_YOUR OBJECTIVE:_ Would you return all of this data exactly, leaving nothing out?

[Dataset records]
-=-=-
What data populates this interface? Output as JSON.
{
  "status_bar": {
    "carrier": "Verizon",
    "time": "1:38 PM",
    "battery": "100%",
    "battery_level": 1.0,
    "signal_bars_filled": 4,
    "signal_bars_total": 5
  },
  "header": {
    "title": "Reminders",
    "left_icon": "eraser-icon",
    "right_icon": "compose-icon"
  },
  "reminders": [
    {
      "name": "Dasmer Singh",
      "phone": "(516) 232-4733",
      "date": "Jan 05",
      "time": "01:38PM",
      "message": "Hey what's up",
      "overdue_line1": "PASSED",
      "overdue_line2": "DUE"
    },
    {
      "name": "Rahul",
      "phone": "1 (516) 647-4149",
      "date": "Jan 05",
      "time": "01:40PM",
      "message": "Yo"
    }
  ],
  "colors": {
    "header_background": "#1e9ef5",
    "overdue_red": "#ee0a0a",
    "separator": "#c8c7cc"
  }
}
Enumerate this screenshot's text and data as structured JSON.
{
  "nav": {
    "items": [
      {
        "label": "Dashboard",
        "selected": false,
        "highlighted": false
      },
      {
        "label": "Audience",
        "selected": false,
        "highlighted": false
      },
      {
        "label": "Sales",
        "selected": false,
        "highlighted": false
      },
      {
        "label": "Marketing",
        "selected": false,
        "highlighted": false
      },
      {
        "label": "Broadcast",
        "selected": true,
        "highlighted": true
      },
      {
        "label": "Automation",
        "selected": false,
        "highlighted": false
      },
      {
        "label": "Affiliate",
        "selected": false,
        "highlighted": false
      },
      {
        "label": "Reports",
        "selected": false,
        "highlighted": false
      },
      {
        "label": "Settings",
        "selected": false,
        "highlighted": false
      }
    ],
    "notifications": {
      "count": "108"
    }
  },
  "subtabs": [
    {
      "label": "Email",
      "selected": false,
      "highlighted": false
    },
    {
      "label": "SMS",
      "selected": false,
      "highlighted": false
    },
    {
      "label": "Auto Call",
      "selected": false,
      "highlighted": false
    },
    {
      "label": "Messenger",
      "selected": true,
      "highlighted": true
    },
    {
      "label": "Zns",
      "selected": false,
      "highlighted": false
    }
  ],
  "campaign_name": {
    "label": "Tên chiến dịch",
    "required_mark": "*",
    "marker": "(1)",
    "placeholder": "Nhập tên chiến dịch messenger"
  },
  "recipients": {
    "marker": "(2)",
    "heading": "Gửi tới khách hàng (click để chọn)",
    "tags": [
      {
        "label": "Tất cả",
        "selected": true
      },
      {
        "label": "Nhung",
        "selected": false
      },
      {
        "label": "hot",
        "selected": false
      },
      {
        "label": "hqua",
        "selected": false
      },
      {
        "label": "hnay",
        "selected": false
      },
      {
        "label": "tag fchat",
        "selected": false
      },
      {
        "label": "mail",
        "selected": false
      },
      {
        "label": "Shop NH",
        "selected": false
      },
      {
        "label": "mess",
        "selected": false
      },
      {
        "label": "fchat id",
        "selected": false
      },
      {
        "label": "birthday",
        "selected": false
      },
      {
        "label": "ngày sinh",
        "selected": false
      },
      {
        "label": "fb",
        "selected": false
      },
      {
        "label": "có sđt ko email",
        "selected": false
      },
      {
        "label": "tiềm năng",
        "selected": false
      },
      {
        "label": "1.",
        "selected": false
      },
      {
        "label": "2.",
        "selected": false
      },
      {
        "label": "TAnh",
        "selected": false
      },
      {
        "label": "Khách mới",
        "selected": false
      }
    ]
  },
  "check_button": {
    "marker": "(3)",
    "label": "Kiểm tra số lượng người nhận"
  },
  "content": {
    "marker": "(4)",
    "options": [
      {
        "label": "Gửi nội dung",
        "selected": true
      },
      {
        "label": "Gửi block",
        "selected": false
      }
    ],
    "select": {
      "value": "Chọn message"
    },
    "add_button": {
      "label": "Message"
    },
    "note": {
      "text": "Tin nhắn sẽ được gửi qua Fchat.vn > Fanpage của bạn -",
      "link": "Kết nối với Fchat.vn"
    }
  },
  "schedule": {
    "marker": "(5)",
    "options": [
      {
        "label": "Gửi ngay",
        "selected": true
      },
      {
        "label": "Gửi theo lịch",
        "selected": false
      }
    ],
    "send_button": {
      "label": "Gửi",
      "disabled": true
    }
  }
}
-=-=-
_COMPLETED EXERCISE:_
What data populates this interface? Output as JSON.
{
  "status_bar": {
    "carrier": "Verizon",
    "time": "1:38 PM",
    "battery": "100%",
    "battery_level": 1.0,
    "signal_bars_filled": 4,
    "signal_bars_total": 5
  },
  "header": {
    "title": "Reminders",
    "left_icon": "eraser-icon",
    "right_icon": "compose-icon"
  },
  "reminders": [
    {
      "name": "Dasmer Singh",
      "phone": "(516) 232-4733",
      "date": "Jan 05",
      "time": "01:38PM",
      "message": "Hey what's up",
      "overdue_line1": "PASSED",
      "overdue_line2": "DUE"
    },
    {
      "name": "Rahul",
      "phone": "1 (516) 647-4149",
      "date": "Jan 05",
      "time": "01:40PM",
      "message": "Yo"
    }
  ],
  "colors": {
    "header_background": "#1e9ef5",
    "overdue_red": "#ee0a0a",
    "separator": "#c8c7cc"
  }
}
Enumerate this screenshot's text and data as structured JSON.
{
  "nav": {
    "items": [
      {
        "label": "Dashboard",
        "selected": false,
        "highlighted": false
      },
      {
        "label": "Audience",
        "selected": false,
        "highlighted": false
      },
      {
        "label": "Sales",
        "selected": false,
        "highlighted": false
      },
      {
        "label": "Marketing",
        "selected": false,
        "highlighted": false
      },
      {
        "label": "Broadcast",
        "selected": true,
        "highlighted": true
      },
      {
        "label": "Automation",
        "selected": false,
        "highlighted": false
      },
      {
        "label": "Affiliate",
        "selected": false,
        "highlighted": false
      },
      {
        "label": "Reports",
        "selected": false,
        "highlighted": false
      },
      {
        "label": "Settings",
        "selected": false,
        "highlighted": false
      }
    ],
    "notifications": {
      "count": "108"
    }
  },
  "subtabs": [
    {
      "label": "Email",
      "selected": false,
      "highlighted": false
    },
    {
      "label": "SMS",
      "selected": false,
      "highlighted": false
    },
    {
      "label": "Auto Call",
      "selected": false,
      "highlighted": false
    },
    {
      "label": "Messenger",
      "selected": true,
      "highlighted": true
    },
    {
      "label": "Zns",
      "selected": false,
      "highlighted": false
    }
  ],
  "campaign_name": {
    "label": "Tên chiến dịch",
    "required_mark": "*",
    "marker": "(1)",
    "placeholder": "Nhập tên chiến dịch messenger"
  },
  "recipients": {
    "marker": "(2)",
    "heading": "Gửi tới khách hàng (click để chọn)",
    "tags": [
      {
        "label": "Tất cả",
        "selected": true
      },
      {
        "label": "Nhung",
        "selected": false
      },
      {
        "label": "hot",
        "selected": false
      },
      {
        "label": "hqua",
        "selected": false
      },
      {
        "label": "hnay",
        "selected": false
      },
      {
        "label": "tag fchat",
        "selected": false
      },
      {
        "label": "mail",
        "selected": false
      },
      {
        "label": "Shop NH",
        "selected": false
      },
      {
        "label": "mess",
        "selected": false
      },
      {
        "label": "fchat id",
        "selected": false
      },
      {
        "label": "birthday",
        "selected": false
      },
      {
        "label": "ngày sinh",
        "selected": false
      },
      {
        "label": "fb",
        "selected": false
      },
      {
        "label": "có sđt ko email",
        "selected": false
      },
      {
        "label": "tiềm năng",
        "selected": false
      },
      {
        "label": "1.",
        "selected": false
      },
      {
        "label": "2.",
        "selected": false
      },
      {
        "label": "TAnh",
        "selected": false
      },
      {
        "label": "Khách mới",
        "selected": false
      }
    ]
  },
  "check_button": {
    "marker": "(3)",
    "label": "Kiểm tra số lượng người nhận"
  },
  "content": {
    "marker": "(4)",
    "options": [
      {
        "label": "Gửi nội dung",
        "selected": true
      },
      {
        "label": "Gửi block",
        "selected": false
      }
    ],
    "select": {
      "value": "Chọn message"
    },
    "add_button": {
      "label": "Message"
    },
    "note": {
      "text": "Tin nhắn sẽ được gửi qua Fchat.vn > Fanpage của bạn -",
      "link": "Kết nối với Fchat.vn"
    }
  },
  "schedule": {
    "marker": "(5)",
    "options": [
      {
        "label": "Gửi ngay",
        "selected": true
      },
      {
        "label": "Gửi theo lịch",
        "selected": false
      }
    ],
    "send_button": {
      "label": "Gửi",
      "disabled": true
    }
  }
}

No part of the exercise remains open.